[begin DATASET ROWS]

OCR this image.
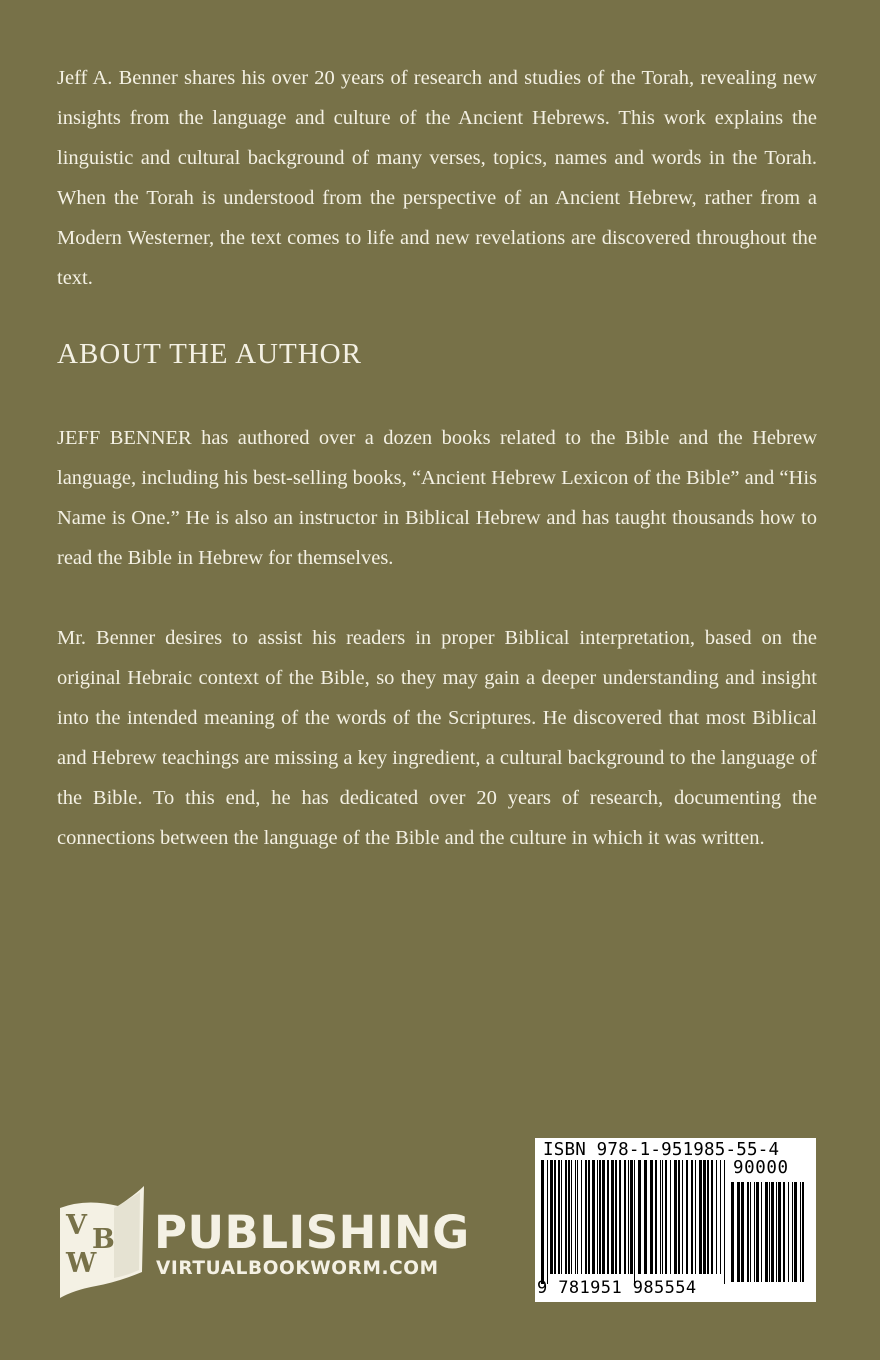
Jeff A. Benner shares his over 20 years of research and studies of the Torah, revealing new insights from the language and culture of the Ancient Hebrews. This work explains the linguistic and cultural background of many verses, topics, names and words in the Torah. When the Torah is understood from the perspective of an Ancient Hebrew, rather from a Modern Westerner, the text comes to life and new revelations are discovered throughout the text.

ABOUT THE AUTHOR

JEFF BENNER has authored over a dozen books related to the Bible and the Hebrew language, including his best-selling books, “Ancient Hebrew Lexicon of the Bible” and “His Name is One.” He is also an instructor in Biblical Hebrew and has taught thousands how to read the Bible in Hebrew for themselves.

Mr. Benner desires to assist his readers in proper Biblical interpretation, based on the original Hebraic context of the Bible, so they may gain a deeper understanding and insight into the intended meaning of the words of the Scriptures. He discovered that most Biblical and Hebrew teachings are missing a key ingredient, a cultural background to the language of the Bible. To this end, he has dedicated over 20 years of research, documenting the connections between the language of the Bible and the culture in which it was written.

V B
W
PUBLISHING
VIRTUALBOOKWORM.COM
ISBN 978-1-951985-55-4
90000
9 781951 985554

[end DATASET ROWS]

- **EXERCISE DESCRIPTION**:
Reproduce each record from above exactly; pictures do not belong in the copy.

- **REPLY**:
OCR this image.
Jeff A. Benner shares his over 20 years of research and studies of the Torah, revealing new insights from the language and culture of the Ancient Hebrews. This work explains the linguistic and cultural background of many verses, topics, names and words in the Torah. When the Torah is understood from the perspective of an Ancient Hebrew, rather from a Modern Westerner, the text comes to life and new revelations are discovered throughout the text.

ABOUT THE AUTHOR

JEFF BENNER has authored over a dozen books related to the Bible and the Hebrew language, including his best-selling books, “Ancient Hebrew Lexicon of the Bible” and “His Name is One.” He is also an instructor in Biblical Hebrew and has taught thousands how to read the Bible in Hebrew for themselves.

Mr. Benner desires to assist his readers in proper Biblical interpretation, based on the original Hebraic context of the Bible, so they may gain a deeper understanding and insight into the intended meaning of the words of the Scriptures. He discovered that most Biblical and Hebrew teachings are missing a key ingredient, a cultural background to the language of the Bible. To this end, he has dedicated over 20 years of research, documenting the connections between the language of the Bible and the culture in which it was written.

V B
W
PUBLISHING
VIRTUALBOOKWORM.COM
ISBN 978-1-951985-55-4
90000
9 781951 985554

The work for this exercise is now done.